> [Task objective]: Keep every line where the word "name" appears; drop the rest.
►
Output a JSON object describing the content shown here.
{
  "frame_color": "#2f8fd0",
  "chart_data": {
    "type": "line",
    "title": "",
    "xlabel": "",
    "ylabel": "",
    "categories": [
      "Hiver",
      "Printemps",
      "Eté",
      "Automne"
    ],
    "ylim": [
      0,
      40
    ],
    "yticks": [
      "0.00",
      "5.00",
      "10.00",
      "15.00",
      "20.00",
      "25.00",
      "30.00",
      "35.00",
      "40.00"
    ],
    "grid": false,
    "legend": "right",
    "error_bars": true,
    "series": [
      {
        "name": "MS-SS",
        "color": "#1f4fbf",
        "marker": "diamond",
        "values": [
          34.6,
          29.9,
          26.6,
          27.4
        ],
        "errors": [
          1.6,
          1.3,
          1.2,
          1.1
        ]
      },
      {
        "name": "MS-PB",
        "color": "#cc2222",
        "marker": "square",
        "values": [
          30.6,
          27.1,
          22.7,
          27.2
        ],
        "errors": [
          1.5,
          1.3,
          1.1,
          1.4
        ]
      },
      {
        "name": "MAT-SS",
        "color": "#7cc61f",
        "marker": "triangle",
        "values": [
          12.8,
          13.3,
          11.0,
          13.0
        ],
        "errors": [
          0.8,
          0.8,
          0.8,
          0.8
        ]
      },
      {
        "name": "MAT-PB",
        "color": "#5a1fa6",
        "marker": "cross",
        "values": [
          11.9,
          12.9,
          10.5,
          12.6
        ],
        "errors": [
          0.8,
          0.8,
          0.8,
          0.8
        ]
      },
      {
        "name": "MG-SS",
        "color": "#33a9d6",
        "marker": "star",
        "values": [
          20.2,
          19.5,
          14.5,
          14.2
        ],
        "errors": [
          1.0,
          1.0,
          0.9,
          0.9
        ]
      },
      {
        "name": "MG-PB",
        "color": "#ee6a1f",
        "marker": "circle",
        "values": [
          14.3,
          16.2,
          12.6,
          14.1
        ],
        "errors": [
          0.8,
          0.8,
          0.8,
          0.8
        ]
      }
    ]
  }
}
◄
> [Response to the exercise]:
        "name": "MS-SS",
        "name": "MS-PB",
        "name": "MAT-SS",
        "name": "MAT-PB",
        "name": "MG-SS",
        "name": "MG-PB",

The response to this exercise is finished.